> [What is being asked] All lines below must be repeated exactly, with the pictures omitted.

++++++++++++++++++++

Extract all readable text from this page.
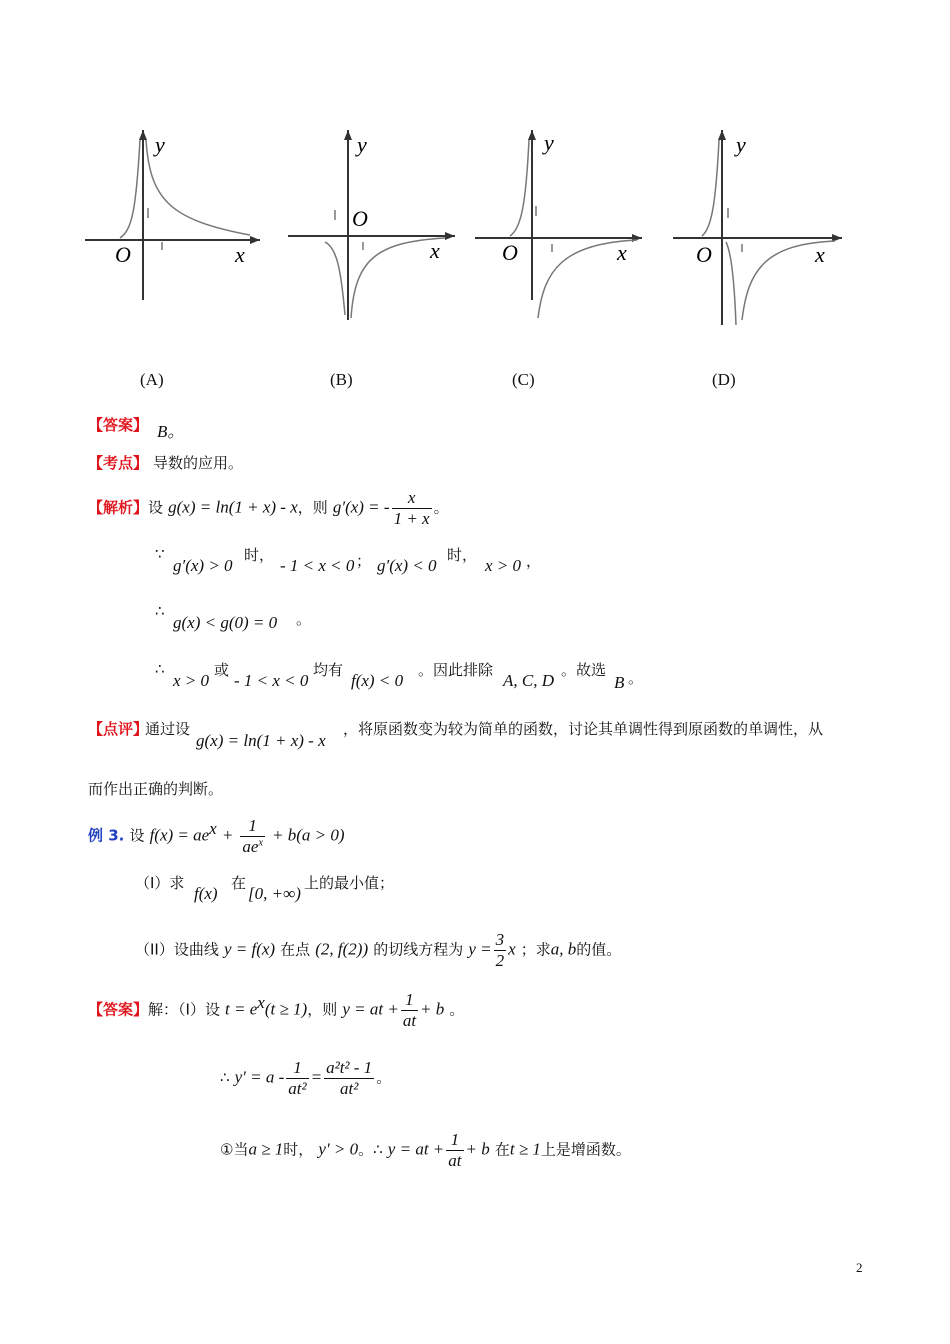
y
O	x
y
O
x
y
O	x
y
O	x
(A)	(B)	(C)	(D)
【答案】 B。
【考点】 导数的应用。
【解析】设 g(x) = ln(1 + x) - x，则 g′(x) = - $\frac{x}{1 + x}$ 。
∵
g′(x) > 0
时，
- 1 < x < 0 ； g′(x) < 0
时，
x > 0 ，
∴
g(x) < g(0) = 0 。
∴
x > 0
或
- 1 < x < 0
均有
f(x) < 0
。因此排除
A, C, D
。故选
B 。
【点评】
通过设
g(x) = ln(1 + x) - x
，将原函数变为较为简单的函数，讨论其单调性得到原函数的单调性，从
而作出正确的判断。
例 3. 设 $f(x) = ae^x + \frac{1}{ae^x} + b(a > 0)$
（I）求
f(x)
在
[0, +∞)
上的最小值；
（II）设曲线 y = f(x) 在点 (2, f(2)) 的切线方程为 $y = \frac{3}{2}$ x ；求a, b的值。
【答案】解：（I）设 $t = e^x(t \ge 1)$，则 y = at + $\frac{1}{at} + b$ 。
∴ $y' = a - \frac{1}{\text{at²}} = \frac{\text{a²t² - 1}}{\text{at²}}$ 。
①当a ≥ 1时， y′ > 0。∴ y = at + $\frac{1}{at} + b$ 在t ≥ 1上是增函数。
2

++++++++++++++++++++

> [Reply]
Extract all readable text from this page.
y
O	x
y
O
x
y
O	x
y
O	x
(A)	(B)	(C)	(D)
【答案】 B。
【考点】 导数的应用。
【解析】设 g(x) = ln(1 + x) - x，则 g′(x) = - $\frac{x}{1 + x}$ 。
∵
g′(x) > 0
时，
- 1 < x < 0 ； g′(x) < 0
时，
x > 0 ，
∴
g(x) < g(0) = 0 。
∴
x > 0
或
- 1 < x < 0
均有
f(x) < 0
。因此排除
A, C, D
。故选
B 。
【点评】
通过设
g(x) = ln(1 + x) - x
，将原函数变为较为简单的函数，讨论其单调性得到原函数的单调性，从
而作出正确的判断。
例 3. 设 $f(x) = ae^x + \frac{1}{ae^x} + b(a > 0)$
（I）求
f(x)
在
[0, +∞)
上的最小值；
（II）设曲线 y = f(x) 在点 (2, f(2)) 的切线方程为 $y = \frac{3}{2}$ x ；求a, b的值。
【答案】解：（I）设 $t = e^x(t \ge 1)$，则 y = at + $\frac{1}{at} + b$ 。
∴ $y' = a - \frac{1}{\text{at²}} = \frac{\text{a²t² - 1}}{\text{at²}}$ 。
①当a ≥ 1时， y′ > 0。∴ y = at + $\frac{1}{at} + b$ 在t ≥ 1上是增函数。
2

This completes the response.